* Begin Source records *
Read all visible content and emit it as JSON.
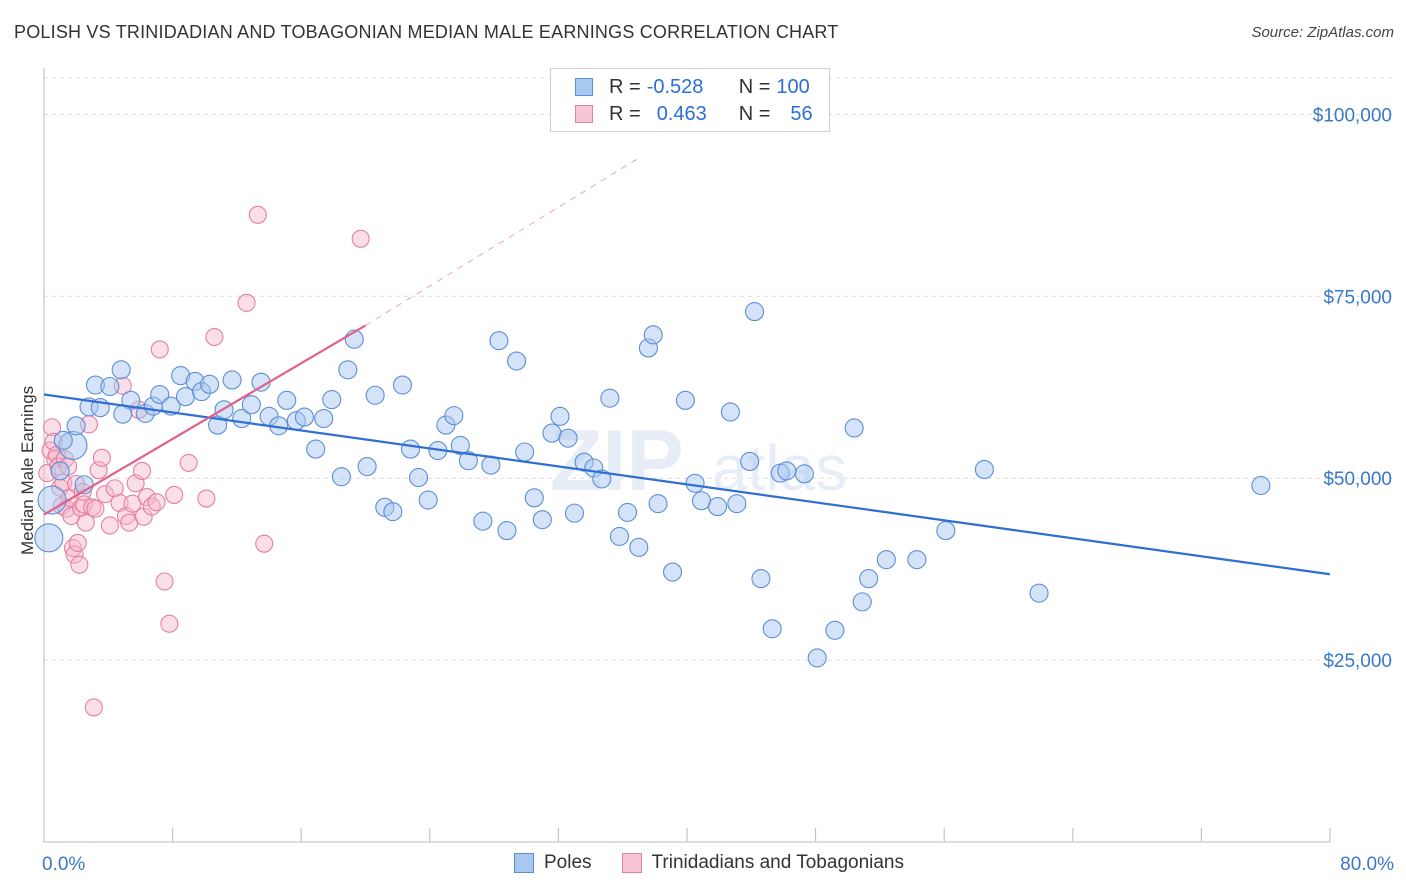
{
  "title": "POLISH VS TRINIDADIAN AND TOBAGONIAN MEDIAN MALE EARNINGS CORRELATION CHART",
  "source": "Source: ZipAtlas.com",
  "watermark": "ZIPatlas",
  "legend": {
    "rows": [
      {
        "r_label": "R =",
        "r_value": "-0.528",
        "n_label": "N =",
        "n_value": "100"
      },
      {
        "r_label": "R =",
        "r_value": "0.463",
        "n_label": "N =",
        "n_value": "56"
      }
    ]
  },
  "bottom_legend": {
    "series1": "Poles",
    "series2": "Trinidadians and Tobagonians"
  },
  "chart_data": {
    "type": "scatter",
    "title": "POLISH VS TRINIDADIAN AND TOBAGONIAN MEDIAN MALE EARNINGS CORRELATION CHART",
    "xlabel": "",
    "ylabel": "Median Male Earnings",
    "xlim": [
      0,
      80
    ],
    "ylim": [
      0,
      105000
    ],
    "x_tick_labels": [
      "0.0%",
      "80.0%"
    ],
    "y_ticks": [
      25000,
      50000,
      75000,
      100000
    ],
    "y_tick_labels": [
      "$25,000",
      "$50,000",
      "$75,000",
      "$100,000"
    ],
    "grid": true,
    "colors": {
      "poles_fill": "#a9c8f0",
      "poles_stroke": "#5b8fd6",
      "poles_line": "#2f6fd0",
      "tt_fill": "#f7b8cc",
      "tt_stroke": "#e67fa0",
      "tt_line": "#e0608a"
    },
    "series": [
      {
        "name": "Poles",
        "trend": {
          "x": [
            0,
            80
          ],
          "y": [
            61500,
            36800
          ]
        },
        "points": [
          [
            0.3,
            41800
          ],
          [
            0.5,
            47000
          ],
          [
            1.0,
            51000
          ],
          [
            1.8,
            54500
          ],
          [
            2.0,
            57200
          ],
          [
            2.8,
            59800
          ],
          [
            3.2,
            62800
          ],
          [
            3.5,
            59700
          ],
          [
            4.1,
            62600
          ],
          [
            4.8,
            64900
          ],
          [
            5.4,
            60700
          ],
          [
            6.3,
            58900
          ],
          [
            6.8,
            59900
          ],
          [
            7.2,
            61500
          ],
          [
            7.9,
            59900
          ],
          [
            8.5,
            64100
          ],
          [
            8.8,
            61200
          ],
          [
            9.4,
            63300
          ],
          [
            9.8,
            61900
          ],
          [
            10.3,
            62900
          ],
          [
            10.8,
            57300
          ],
          [
            11.2,
            59400
          ],
          [
            11.7,
            63500
          ],
          [
            12.3,
            58200
          ],
          [
            12.9,
            60100
          ],
          [
            13.5,
            63200
          ],
          [
            14.0,
            58500
          ],
          [
            14.6,
            57200
          ],
          [
            15.1,
            60700
          ],
          [
            15.7,
            57900
          ],
          [
            16.2,
            58400
          ],
          [
            16.9,
            54000
          ],
          [
            17.4,
            58200
          ],
          [
            17.9,
            60800
          ],
          [
            18.5,
            50200
          ],
          [
            18.9,
            64900
          ],
          [
            19.3,
            69100
          ],
          [
            20.1,
            51600
          ],
          [
            20.6,
            61400
          ],
          [
            21.2,
            46000
          ],
          [
            21.7,
            45400
          ],
          [
            22.3,
            62800
          ],
          [
            22.8,
            54000
          ],
          [
            23.3,
            50100
          ],
          [
            23.9,
            47000
          ],
          [
            24.5,
            53800
          ],
          [
            25.0,
            57300
          ],
          [
            25.5,
            58600
          ],
          [
            25.9,
            54500
          ],
          [
            26.4,
            52400
          ],
          [
            27.3,
            44100
          ],
          [
            27.8,
            51800
          ],
          [
            28.3,
            68900
          ],
          [
            28.8,
            42800
          ],
          [
            29.4,
            66100
          ],
          [
            29.9,
            53600
          ],
          [
            30.5,
            47300
          ],
          [
            31.0,
            44300
          ],
          [
            31.6,
            56200
          ],
          [
            32.1,
            58500
          ],
          [
            32.6,
            55500
          ],
          [
            33.0,
            45200
          ],
          [
            33.6,
            52200
          ],
          [
            34.2,
            51400
          ],
          [
            34.7,
            49900
          ],
          [
            35.2,
            61000
          ],
          [
            35.8,
            42000
          ],
          [
            36.3,
            45300
          ],
          [
            37.0,
            40500
          ],
          [
            37.6,
            67900
          ],
          [
            37.9,
            69700
          ],
          [
            38.2,
            46500
          ],
          [
            39.1,
            37100
          ],
          [
            39.9,
            60700
          ],
          [
            40.5,
            49300
          ],
          [
            40.9,
            46900
          ],
          [
            41.9,
            46100
          ],
          [
            42.7,
            59100
          ],
          [
            43.1,
            46500
          ],
          [
            43.9,
            52300
          ],
          [
            44.2,
            72900
          ],
          [
            44.6,
            36200
          ],
          [
            45.3,
            29300
          ],
          [
            45.8,
            50700
          ],
          [
            46.2,
            51000
          ],
          [
            47.3,
            50600
          ],
          [
            48.1,
            25300
          ],
          [
            49.2,
            29100
          ],
          [
            50.4,
            56900
          ],
          [
            50.9,
            33000
          ],
          [
            51.3,
            36200
          ],
          [
            52.4,
            38800
          ],
          [
            54.3,
            38800
          ],
          [
            56.1,
            42800
          ],
          [
            58.5,
            51200
          ],
          [
            61.9,
            34200
          ],
          [
            75.7,
            49000
          ],
          [
            1.2,
            55200
          ],
          [
            2.5,
            49100
          ],
          [
            4.9,
            58800
          ]
        ]
      },
      {
        "name": "Trinidadians and Tobagonians",
        "trend": {
          "x": [
            0,
            20
          ],
          "y": [
            45000,
            71000
          ]
        },
        "trend_dashed": {
          "x": [
            20,
            37
          ],
          "y": [
            71000,
            94000
          ]
        },
        "points": [
          [
            0.2,
            50700
          ],
          [
            0.4,
            53800
          ],
          [
            0.5,
            57000
          ],
          [
            0.6,
            55000
          ],
          [
            0.7,
            52600
          ],
          [
            0.8,
            53200
          ],
          [
            0.9,
            51600
          ],
          [
            1.0,
            48700
          ],
          [
            1.1,
            46200
          ],
          [
            1.2,
            49400
          ],
          [
            1.3,
            52600
          ],
          [
            1.4,
            45800
          ],
          [
            1.5,
            51600
          ],
          [
            1.6,
            47300
          ],
          [
            1.7,
            44800
          ],
          [
            1.8,
            40400
          ],
          [
            1.9,
            39500
          ],
          [
            2.0,
            49200
          ],
          [
            2.1,
            41100
          ],
          [
            2.2,
            38100
          ],
          [
            2.3,
            45900
          ],
          [
            2.4,
            48100
          ],
          [
            2.5,
            46400
          ],
          [
            2.6,
            43900
          ],
          [
            2.8,
            57400
          ],
          [
            3.0,
            46000
          ],
          [
            3.2,
            45800
          ],
          [
            3.4,
            51100
          ],
          [
            3.6,
            52800
          ],
          [
            3.8,
            47800
          ],
          [
            4.1,
            43500
          ],
          [
            4.4,
            48600
          ],
          [
            4.7,
            46600
          ],
          [
            4.9,
            62700
          ],
          [
            5.1,
            44800
          ],
          [
            5.3,
            43900
          ],
          [
            5.5,
            46500
          ],
          [
            5.7,
            49300
          ],
          [
            5.9,
            59400
          ],
          [
            6.1,
            51000
          ],
          [
            6.2,
            44700
          ],
          [
            6.4,
            47400
          ],
          [
            6.7,
            46100
          ],
          [
            7.0,
            46700
          ],
          [
            7.2,
            67700
          ],
          [
            7.5,
            35800
          ],
          [
            7.8,
            30000
          ],
          [
            8.1,
            47700
          ],
          [
            9.0,
            52100
          ],
          [
            10.1,
            47200
          ],
          [
            10.6,
            69400
          ],
          [
            12.6,
            74100
          ],
          [
            13.3,
            86200
          ],
          [
            13.7,
            41000
          ],
          [
            19.7,
            82900
          ],
          [
            3.1,
            18500
          ]
        ]
      }
    ]
  }
}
* End Source records *
● **Exercise objective**
Where does the word "name" appear in the listing? List each line that holds it.

● **Exercise answer**
        "name": "Poles",
        "name": "Trinidadians and Tobagonians",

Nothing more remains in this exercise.